◆ Supplied text
===

Kendrick Nguyen, the co-founder and CEO of Republic, a crowdfunding platform for both digital and traditional assets, recently shared some of his views and insights regarding cryptocurrencies and blockchain technology with CryptoGlobe.
Nguyen, who has a strong background in corporate finance and civil jurisprudence, told us that his firm, Republic, “aims to be the place where people from all walks of life go to make small private investments with the simplicity, frequency and diversity that you see with purchases on Amazon.”
The former Stanford law fellow’s comments were in response to a previous statement he had made that he’d like for Republic to become the “Amazon of crypto.” Nguyen had explained that you cannot become “the Amazon” of anything if you simply sell one product – which is partly the reason why the startup platform began supporting cryptocurrency-related firms on its platform.
In his written correspondence with CryptoGlobe, Nguyen wrote that Republic “sees the future of investing becoming a democratized version of what it is today and we intend to be the go-to platform for anyone to participate in these investments.”

===

Copy the passage of the text about Republic word for word, starting at "Nguyen, who has" and ending at "on its platform.". The records have nothing to do with the text about Republic.

===

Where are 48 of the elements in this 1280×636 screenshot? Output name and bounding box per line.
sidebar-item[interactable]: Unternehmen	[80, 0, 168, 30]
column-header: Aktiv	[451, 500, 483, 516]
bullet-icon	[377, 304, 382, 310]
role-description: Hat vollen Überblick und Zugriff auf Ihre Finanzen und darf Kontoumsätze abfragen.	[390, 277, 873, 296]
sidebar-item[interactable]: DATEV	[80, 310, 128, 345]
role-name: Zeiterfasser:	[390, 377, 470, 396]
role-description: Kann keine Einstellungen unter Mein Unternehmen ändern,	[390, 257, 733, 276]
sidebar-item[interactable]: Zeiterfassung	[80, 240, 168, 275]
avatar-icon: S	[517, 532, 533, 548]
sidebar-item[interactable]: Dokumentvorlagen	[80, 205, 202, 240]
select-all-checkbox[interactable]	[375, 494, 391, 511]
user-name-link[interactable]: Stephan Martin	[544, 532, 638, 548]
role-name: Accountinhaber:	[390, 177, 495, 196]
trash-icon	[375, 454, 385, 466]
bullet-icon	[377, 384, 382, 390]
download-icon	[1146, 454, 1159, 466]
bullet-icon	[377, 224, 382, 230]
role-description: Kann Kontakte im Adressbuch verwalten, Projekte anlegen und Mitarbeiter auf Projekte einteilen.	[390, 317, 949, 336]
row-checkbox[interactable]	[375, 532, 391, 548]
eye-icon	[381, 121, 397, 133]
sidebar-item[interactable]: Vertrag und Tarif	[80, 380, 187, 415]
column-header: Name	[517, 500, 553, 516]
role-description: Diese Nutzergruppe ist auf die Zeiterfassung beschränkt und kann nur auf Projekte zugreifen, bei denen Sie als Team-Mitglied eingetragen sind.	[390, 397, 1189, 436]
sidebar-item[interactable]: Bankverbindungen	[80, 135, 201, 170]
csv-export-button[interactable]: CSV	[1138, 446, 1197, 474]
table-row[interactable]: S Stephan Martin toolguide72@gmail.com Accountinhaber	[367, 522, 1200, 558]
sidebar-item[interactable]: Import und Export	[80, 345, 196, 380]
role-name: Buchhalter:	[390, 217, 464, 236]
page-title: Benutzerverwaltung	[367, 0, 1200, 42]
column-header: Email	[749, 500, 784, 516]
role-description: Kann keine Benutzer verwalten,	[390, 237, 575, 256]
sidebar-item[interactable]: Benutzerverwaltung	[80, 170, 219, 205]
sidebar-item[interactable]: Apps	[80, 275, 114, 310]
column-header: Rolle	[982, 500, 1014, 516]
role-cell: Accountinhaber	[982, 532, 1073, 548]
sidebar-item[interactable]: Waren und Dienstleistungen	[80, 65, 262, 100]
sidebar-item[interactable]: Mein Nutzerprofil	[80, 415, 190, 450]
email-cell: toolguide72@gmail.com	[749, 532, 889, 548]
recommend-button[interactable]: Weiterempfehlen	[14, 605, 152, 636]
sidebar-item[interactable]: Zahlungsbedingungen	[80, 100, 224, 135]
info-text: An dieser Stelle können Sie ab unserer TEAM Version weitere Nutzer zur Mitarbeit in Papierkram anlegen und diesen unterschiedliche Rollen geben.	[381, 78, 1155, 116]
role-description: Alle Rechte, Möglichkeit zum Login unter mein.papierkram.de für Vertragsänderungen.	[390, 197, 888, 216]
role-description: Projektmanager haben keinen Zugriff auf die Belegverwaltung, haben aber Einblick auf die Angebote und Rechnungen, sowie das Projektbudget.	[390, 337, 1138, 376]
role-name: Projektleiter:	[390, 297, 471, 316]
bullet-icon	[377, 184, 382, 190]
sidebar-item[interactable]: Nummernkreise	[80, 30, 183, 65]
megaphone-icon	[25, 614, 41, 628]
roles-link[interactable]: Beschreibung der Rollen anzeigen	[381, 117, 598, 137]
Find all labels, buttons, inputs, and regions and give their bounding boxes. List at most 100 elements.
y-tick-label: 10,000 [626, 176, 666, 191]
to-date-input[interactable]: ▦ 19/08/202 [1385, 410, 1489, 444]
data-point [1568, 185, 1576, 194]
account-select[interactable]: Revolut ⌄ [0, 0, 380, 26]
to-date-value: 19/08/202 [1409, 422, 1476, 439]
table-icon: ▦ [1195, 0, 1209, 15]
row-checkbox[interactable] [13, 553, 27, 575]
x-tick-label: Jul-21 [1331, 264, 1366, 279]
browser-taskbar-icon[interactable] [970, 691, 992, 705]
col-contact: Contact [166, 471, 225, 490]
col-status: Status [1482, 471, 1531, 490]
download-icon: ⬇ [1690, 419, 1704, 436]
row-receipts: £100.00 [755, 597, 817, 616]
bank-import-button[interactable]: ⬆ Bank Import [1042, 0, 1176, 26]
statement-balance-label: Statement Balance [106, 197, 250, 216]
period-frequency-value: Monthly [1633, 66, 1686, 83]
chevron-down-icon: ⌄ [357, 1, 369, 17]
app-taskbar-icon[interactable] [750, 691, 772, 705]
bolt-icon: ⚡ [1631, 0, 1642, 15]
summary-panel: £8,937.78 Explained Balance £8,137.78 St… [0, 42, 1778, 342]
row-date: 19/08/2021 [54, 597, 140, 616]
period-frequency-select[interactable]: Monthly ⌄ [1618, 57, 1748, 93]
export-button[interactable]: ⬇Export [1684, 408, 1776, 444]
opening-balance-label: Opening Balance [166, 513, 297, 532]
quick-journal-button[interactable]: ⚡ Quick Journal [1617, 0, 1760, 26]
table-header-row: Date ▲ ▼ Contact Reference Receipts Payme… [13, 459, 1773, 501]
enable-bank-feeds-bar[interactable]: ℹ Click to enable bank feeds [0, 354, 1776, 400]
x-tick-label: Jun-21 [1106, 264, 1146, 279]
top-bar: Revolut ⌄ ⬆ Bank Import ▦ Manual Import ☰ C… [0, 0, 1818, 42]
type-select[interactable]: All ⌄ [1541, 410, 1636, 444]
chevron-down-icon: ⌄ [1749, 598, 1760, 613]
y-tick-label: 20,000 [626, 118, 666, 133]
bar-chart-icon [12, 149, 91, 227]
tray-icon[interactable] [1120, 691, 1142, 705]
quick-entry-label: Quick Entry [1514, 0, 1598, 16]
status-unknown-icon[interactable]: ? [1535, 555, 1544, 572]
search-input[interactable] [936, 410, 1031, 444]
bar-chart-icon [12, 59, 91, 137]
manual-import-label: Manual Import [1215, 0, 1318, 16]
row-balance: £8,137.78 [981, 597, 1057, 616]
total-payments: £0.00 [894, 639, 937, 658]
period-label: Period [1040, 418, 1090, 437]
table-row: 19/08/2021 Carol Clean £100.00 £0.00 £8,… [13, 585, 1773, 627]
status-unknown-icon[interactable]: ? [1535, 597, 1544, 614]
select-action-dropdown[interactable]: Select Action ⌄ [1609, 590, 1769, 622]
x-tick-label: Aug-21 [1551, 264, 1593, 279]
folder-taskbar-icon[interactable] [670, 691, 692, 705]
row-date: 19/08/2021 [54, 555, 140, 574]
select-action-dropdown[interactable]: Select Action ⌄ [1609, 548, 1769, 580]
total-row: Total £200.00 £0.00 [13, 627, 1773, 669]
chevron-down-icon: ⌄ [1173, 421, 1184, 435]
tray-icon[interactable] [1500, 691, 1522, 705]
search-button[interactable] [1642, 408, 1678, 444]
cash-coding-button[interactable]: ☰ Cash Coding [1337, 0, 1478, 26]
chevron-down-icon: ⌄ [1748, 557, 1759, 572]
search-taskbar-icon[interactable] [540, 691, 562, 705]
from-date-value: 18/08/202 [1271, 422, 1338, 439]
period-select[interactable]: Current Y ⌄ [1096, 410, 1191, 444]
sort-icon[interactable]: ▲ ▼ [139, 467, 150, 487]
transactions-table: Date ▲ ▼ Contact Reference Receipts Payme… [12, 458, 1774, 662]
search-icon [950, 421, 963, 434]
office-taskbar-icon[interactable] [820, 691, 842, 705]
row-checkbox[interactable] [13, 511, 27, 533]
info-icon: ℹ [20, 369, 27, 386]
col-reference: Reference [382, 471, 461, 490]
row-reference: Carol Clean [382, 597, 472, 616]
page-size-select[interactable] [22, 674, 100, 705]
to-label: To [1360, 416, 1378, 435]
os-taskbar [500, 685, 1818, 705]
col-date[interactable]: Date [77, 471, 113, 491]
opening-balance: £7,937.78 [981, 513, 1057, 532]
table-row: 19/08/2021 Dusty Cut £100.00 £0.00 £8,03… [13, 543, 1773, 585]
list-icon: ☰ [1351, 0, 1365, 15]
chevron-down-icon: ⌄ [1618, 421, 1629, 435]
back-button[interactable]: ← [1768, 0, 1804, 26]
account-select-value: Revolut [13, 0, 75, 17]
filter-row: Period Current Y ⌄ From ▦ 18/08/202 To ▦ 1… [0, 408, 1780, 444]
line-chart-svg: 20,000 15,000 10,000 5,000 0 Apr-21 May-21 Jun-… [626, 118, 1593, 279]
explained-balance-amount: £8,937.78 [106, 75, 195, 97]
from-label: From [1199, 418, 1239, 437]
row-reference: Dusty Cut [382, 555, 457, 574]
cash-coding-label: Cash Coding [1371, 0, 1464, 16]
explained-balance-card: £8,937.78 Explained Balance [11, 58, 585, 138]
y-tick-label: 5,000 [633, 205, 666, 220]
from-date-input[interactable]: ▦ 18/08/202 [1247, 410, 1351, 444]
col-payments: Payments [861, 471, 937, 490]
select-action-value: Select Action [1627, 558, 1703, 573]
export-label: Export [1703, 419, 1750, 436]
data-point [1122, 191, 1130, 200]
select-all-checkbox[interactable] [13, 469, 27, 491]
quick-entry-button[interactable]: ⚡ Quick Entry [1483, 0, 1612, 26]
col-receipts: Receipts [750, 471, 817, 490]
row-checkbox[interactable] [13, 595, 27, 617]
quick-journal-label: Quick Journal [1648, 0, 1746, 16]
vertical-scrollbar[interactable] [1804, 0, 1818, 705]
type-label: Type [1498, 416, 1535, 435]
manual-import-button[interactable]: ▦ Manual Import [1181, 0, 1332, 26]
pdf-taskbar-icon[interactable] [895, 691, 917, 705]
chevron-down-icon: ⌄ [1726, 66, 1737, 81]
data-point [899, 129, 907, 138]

===

◆ Result of the task
Nguyen, who has a strong background in corporate finance and civil jurisprudence, told us that his firm, Republic, “aims to be the place where people from all walks of life go to make small private investments with the simplicity, frequency and diversity that you see with purchases on Amazon.”
The former Stanford law fellow’s comments were in response to a previous statement he had made that he’d like for Republic to become the “Amazon of crypto.” Nguyen had explained that you cannot become “the Amazon” of anything if you simply sell one product – which is partly the reason why the startup platform began supporting cryptocurrency-related firms on its platform.